• _Data section_
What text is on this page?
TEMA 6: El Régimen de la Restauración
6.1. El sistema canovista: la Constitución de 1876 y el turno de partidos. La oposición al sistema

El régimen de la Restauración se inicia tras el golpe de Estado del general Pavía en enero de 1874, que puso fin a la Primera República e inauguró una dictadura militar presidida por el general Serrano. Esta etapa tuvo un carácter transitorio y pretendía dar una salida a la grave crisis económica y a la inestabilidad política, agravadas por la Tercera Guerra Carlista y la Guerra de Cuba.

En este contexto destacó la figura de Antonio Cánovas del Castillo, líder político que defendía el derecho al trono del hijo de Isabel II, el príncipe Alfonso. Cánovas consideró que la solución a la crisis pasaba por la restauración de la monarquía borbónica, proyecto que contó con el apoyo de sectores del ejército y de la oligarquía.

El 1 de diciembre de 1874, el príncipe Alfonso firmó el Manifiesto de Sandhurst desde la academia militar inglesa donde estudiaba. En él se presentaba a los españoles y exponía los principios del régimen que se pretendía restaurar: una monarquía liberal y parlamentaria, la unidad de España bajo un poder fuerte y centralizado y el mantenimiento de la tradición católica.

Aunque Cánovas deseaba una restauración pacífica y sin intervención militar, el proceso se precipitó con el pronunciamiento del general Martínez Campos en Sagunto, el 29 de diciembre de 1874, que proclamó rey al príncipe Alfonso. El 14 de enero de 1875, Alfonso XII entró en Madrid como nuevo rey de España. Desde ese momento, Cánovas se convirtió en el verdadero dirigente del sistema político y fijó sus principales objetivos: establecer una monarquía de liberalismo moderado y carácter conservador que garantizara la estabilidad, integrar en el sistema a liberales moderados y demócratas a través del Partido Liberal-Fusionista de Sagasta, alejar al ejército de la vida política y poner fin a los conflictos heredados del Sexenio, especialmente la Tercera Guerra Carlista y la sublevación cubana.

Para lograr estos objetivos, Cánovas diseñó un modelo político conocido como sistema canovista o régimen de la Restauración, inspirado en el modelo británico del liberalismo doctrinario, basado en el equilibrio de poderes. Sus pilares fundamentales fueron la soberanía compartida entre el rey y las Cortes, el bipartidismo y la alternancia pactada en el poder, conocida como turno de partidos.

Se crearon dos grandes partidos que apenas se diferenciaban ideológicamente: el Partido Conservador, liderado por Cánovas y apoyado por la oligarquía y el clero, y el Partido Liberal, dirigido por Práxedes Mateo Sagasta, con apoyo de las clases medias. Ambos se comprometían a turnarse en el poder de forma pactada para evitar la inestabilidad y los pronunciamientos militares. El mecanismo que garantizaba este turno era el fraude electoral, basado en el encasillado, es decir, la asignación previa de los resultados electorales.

...

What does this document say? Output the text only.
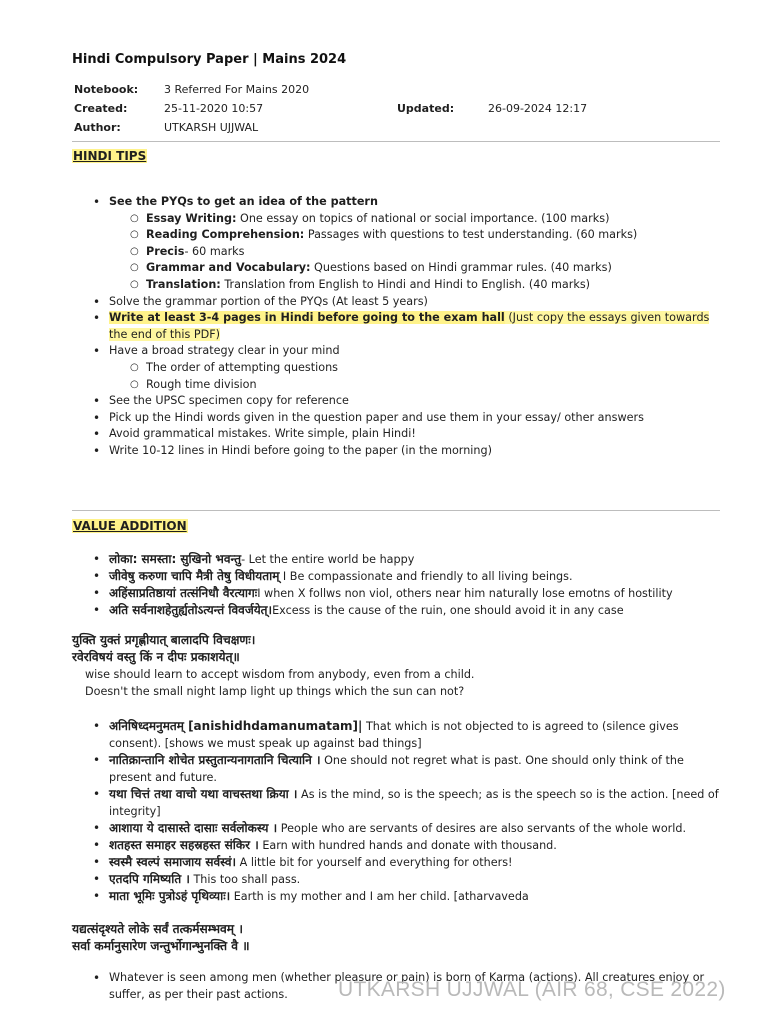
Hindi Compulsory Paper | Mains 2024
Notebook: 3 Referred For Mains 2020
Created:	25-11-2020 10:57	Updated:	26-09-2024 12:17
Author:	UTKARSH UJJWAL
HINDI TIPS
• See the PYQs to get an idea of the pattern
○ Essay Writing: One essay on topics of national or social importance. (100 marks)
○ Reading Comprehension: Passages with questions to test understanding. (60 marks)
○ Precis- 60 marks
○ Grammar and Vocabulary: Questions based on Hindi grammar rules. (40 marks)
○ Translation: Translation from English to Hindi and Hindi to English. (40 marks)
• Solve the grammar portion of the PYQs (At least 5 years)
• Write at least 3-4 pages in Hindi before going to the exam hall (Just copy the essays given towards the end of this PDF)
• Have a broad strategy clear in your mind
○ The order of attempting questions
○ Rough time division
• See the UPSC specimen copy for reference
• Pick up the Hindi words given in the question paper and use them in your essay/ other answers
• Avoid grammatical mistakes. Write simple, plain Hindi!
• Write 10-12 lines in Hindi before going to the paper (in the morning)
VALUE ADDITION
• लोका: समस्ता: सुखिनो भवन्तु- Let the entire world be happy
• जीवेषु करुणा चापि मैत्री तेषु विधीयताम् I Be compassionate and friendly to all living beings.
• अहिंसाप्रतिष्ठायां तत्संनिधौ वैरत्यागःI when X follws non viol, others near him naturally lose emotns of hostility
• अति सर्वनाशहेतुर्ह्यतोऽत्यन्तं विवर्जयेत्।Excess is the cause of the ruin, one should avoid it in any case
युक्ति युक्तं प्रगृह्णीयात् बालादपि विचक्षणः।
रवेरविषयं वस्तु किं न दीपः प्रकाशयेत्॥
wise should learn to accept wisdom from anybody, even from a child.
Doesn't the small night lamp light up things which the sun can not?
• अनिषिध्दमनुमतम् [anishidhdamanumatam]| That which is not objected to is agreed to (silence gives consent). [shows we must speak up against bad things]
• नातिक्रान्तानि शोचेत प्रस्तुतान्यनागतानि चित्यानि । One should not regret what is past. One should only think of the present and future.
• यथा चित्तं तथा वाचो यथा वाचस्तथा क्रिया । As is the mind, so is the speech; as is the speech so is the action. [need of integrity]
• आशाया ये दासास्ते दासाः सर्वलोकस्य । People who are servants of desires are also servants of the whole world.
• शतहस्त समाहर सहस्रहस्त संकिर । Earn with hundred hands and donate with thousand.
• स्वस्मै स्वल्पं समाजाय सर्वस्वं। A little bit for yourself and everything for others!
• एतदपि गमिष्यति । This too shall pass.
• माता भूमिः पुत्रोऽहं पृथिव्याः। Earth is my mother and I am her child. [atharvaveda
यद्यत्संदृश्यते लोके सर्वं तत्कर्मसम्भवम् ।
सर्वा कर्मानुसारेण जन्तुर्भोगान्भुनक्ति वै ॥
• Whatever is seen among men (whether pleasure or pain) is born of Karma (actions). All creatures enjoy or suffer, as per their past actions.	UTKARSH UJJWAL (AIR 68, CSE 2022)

--

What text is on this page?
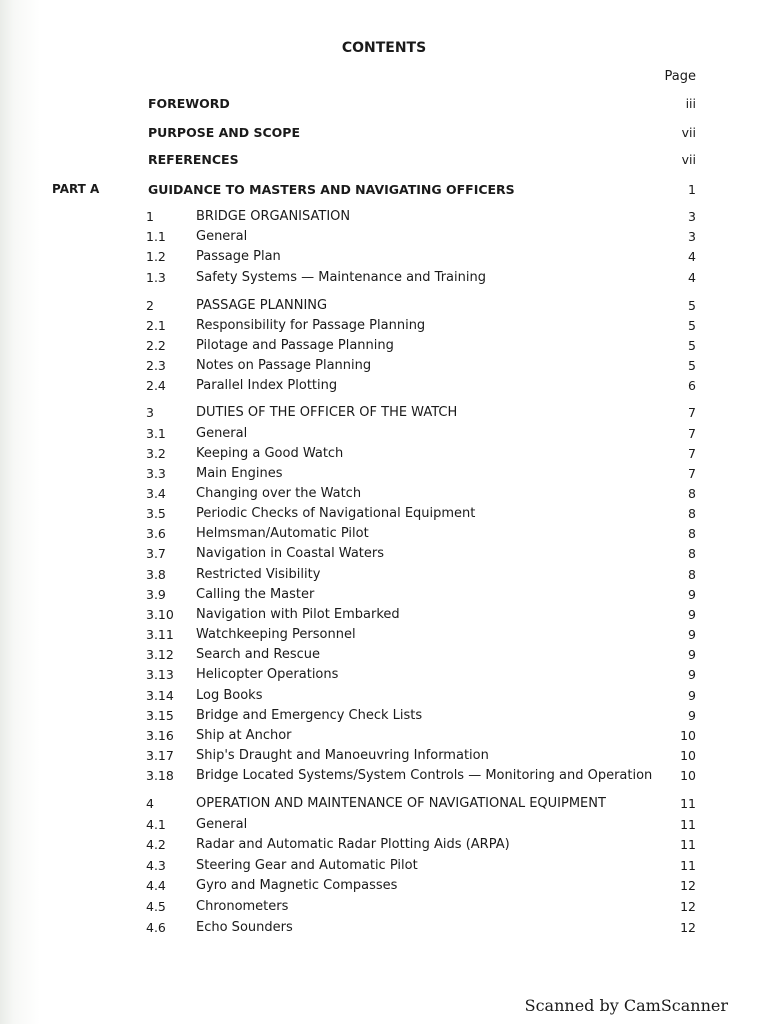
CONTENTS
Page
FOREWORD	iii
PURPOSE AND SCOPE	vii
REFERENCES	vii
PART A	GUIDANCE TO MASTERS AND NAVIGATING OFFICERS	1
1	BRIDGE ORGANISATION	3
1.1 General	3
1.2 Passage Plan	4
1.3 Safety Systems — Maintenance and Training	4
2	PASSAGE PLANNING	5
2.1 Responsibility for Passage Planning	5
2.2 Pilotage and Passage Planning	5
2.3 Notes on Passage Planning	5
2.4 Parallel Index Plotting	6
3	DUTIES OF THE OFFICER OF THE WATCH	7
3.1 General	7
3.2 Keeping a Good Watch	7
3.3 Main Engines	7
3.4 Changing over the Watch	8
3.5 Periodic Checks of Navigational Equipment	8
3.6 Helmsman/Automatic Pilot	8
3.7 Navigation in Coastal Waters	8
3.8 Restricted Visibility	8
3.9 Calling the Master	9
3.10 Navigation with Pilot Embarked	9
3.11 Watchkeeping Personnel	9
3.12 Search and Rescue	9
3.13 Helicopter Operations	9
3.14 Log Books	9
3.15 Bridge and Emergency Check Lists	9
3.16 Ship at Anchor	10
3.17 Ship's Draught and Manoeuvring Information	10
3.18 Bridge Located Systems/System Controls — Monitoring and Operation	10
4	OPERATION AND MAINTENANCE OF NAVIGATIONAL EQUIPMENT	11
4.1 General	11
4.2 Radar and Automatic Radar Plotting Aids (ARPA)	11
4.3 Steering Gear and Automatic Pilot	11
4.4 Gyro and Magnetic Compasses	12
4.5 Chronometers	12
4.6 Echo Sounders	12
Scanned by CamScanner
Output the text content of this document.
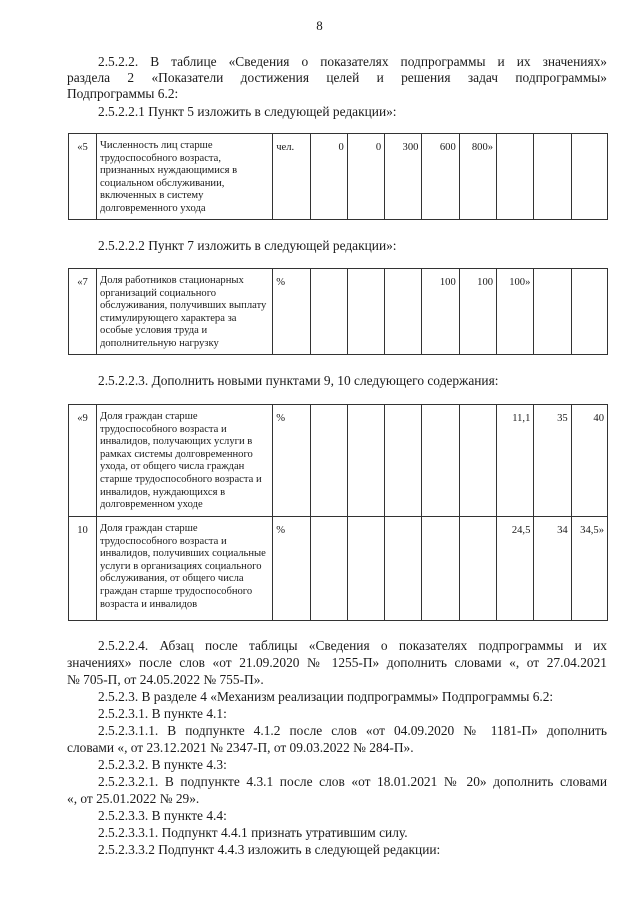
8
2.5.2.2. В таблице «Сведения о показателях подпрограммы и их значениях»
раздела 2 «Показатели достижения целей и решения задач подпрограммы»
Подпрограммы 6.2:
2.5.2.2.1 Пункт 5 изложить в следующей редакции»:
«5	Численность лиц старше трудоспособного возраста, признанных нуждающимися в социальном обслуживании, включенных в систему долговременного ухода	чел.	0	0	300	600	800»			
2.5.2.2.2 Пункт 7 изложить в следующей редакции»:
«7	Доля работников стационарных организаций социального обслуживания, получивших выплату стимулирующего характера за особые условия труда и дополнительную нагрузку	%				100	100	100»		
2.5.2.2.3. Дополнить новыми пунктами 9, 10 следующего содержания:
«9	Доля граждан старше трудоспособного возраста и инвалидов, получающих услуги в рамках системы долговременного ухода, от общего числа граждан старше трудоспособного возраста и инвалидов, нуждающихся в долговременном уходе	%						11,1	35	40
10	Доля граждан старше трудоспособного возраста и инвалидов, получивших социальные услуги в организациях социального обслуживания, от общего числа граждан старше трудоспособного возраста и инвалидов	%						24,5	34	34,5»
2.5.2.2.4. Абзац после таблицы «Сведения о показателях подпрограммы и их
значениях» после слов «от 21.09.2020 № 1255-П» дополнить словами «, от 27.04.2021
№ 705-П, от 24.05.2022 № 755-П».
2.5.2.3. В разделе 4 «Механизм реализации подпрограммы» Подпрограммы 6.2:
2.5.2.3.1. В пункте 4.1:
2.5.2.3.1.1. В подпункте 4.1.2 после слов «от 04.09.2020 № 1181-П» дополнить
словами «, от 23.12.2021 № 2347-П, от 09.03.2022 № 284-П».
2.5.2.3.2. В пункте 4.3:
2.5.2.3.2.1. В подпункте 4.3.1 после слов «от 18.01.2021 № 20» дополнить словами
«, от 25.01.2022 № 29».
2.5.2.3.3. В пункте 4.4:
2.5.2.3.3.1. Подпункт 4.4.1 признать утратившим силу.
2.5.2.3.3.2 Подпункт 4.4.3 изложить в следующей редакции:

• _Directions for this task_
Copy whichever lines in the listing above contain the word "инвалидов".

• _Task result_
«9	Доля граждан старше трудоспособного возраста и инвалидов, получающих услуги в рамках системы долговременного ухода, от общего числа граждан старше трудоспособного возраста и инвалидов, нуждающихся в долговременном уходе	%						11,1	35	40
10	Доля граждан старше трудоспособного возраста и инвалидов, получивших социальные услуги в организациях социального обслуживания, от общего числа граждан старше трудоспособного возраста и инвалидов	%						24,5	34	34,5»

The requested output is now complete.